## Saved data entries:
----
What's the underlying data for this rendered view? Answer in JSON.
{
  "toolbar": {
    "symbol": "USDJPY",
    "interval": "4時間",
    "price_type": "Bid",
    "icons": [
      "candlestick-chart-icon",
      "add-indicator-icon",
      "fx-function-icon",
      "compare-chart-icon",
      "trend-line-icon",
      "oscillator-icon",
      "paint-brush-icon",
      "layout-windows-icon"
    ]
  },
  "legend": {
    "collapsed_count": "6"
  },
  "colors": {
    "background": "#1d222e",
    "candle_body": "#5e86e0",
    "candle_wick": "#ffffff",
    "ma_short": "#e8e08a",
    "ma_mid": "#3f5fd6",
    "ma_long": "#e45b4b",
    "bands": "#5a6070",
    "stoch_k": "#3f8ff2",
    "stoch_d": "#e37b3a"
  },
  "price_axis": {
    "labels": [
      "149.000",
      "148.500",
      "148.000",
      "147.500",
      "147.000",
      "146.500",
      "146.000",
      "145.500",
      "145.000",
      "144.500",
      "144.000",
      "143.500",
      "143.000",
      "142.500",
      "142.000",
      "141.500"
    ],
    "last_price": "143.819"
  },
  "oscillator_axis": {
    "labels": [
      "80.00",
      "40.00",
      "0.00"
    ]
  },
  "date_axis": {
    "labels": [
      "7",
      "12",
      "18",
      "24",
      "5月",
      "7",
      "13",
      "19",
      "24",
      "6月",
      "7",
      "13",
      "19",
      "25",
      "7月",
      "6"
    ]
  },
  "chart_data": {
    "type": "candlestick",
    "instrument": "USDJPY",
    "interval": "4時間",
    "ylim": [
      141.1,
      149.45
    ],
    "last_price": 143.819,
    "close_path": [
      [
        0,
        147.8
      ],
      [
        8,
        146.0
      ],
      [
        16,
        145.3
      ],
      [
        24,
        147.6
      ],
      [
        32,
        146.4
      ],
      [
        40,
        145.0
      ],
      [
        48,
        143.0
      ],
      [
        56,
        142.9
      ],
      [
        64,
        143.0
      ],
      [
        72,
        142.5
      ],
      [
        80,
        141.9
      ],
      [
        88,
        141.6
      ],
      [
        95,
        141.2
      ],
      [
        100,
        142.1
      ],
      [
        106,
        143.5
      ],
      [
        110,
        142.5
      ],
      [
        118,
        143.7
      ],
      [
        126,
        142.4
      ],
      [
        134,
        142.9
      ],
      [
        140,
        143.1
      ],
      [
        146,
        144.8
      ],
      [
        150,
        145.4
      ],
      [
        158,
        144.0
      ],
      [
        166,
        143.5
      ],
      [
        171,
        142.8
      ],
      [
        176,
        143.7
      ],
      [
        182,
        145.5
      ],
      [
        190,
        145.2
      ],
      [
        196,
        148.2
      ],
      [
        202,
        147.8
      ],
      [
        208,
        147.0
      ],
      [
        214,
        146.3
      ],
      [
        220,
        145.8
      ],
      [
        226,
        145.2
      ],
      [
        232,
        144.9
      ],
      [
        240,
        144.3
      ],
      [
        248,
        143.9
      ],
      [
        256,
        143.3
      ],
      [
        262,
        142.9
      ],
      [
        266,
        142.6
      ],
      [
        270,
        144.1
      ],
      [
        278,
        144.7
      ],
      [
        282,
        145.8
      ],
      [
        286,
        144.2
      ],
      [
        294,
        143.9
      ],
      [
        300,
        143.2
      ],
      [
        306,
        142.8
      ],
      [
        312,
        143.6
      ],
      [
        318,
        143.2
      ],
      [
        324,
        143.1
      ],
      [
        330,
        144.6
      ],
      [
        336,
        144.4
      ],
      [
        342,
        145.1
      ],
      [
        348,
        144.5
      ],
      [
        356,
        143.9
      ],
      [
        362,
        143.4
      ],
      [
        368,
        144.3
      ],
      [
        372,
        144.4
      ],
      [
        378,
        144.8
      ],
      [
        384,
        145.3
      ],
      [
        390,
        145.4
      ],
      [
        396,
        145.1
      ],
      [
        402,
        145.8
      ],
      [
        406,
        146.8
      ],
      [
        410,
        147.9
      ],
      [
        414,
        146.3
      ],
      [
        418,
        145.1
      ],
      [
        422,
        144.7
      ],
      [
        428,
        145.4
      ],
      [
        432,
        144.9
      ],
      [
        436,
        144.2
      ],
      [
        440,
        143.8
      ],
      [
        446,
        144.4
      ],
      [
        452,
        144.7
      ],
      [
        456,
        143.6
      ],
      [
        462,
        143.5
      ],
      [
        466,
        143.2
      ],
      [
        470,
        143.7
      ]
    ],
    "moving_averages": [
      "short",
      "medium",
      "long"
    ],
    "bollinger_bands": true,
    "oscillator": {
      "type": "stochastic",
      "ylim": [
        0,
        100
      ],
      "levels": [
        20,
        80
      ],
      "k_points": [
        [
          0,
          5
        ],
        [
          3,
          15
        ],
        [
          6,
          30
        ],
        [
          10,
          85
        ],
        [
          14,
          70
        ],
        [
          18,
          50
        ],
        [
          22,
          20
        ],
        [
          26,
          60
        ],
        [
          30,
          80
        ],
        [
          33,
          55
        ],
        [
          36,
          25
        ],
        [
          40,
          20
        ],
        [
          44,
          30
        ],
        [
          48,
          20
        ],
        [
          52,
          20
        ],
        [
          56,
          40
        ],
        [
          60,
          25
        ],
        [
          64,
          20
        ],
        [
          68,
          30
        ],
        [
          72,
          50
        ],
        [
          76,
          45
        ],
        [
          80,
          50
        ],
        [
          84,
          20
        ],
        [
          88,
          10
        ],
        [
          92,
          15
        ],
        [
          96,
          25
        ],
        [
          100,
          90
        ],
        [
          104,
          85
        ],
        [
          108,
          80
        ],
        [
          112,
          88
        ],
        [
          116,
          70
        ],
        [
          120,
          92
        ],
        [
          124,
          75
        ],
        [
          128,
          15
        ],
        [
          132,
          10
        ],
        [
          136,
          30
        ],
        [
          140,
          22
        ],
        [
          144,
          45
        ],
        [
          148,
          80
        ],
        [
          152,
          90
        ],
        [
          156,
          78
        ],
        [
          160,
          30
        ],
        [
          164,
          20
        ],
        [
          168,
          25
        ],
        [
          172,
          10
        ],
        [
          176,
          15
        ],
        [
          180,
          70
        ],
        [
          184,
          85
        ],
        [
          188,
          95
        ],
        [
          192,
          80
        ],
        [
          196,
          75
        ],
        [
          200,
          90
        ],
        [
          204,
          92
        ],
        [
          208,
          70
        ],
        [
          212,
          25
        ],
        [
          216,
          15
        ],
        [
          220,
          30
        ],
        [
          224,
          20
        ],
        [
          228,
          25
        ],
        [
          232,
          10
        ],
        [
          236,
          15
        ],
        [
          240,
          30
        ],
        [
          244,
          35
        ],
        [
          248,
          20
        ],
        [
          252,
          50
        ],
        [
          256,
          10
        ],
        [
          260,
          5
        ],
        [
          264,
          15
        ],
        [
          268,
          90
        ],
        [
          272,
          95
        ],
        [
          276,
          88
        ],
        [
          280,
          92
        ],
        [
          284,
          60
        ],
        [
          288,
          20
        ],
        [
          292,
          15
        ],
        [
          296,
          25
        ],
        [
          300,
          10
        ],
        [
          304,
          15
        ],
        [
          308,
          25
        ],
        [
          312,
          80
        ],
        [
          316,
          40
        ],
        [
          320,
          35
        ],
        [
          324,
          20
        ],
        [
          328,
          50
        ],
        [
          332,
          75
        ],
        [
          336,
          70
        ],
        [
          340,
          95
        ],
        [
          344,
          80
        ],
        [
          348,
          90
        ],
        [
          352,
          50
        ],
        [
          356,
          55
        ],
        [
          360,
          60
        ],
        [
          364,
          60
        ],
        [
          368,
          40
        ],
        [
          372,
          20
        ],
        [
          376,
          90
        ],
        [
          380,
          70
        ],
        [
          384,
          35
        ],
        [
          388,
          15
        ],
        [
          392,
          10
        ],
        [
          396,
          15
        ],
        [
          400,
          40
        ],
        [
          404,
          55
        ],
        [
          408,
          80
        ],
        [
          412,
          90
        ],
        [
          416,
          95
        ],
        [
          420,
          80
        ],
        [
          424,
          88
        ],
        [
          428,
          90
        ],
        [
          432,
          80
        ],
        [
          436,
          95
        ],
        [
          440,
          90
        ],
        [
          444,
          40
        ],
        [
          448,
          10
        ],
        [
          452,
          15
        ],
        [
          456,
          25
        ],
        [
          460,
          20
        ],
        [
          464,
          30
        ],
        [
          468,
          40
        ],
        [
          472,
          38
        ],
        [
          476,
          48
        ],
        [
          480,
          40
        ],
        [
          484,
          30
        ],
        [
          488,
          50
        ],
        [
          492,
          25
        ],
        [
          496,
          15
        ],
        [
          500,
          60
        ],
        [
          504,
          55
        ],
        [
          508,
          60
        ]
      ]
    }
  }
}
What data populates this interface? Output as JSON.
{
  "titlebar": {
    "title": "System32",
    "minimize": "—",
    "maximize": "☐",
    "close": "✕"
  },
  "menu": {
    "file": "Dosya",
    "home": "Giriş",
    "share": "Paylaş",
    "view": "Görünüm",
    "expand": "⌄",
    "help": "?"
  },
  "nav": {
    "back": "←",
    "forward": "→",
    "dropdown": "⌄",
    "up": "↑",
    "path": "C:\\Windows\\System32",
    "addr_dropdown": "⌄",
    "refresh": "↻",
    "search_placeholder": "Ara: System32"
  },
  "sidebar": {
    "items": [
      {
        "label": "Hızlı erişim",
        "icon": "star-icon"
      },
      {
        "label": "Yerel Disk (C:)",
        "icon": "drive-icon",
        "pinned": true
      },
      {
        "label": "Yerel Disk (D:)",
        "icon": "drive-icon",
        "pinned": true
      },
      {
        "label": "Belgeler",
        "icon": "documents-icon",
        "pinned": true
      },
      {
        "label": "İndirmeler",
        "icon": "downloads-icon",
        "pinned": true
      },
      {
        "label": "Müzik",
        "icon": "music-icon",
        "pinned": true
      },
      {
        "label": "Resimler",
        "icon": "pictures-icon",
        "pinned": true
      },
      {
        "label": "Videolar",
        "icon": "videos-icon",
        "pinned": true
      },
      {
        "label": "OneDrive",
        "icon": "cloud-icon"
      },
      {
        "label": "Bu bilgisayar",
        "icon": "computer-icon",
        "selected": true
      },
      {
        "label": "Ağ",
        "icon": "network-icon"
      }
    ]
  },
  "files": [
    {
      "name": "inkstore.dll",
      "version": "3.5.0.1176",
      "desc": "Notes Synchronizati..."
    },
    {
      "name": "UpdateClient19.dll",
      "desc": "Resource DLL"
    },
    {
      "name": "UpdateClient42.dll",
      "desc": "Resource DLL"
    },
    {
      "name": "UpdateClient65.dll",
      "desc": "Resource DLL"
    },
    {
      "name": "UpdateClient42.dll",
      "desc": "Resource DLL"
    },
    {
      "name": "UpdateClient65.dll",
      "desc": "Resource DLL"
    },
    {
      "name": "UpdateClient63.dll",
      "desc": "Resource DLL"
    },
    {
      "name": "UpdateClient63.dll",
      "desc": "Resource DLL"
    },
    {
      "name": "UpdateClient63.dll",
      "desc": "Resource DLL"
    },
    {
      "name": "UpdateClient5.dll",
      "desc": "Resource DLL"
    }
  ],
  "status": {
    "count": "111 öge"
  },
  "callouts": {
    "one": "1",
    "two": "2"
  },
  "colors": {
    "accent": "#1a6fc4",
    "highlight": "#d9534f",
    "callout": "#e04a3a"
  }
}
----
Gather each line from the listing above that holds "Yerel".

        "label": "Yerel Disk (C:)",
        "label": "Yerel Disk (D:)",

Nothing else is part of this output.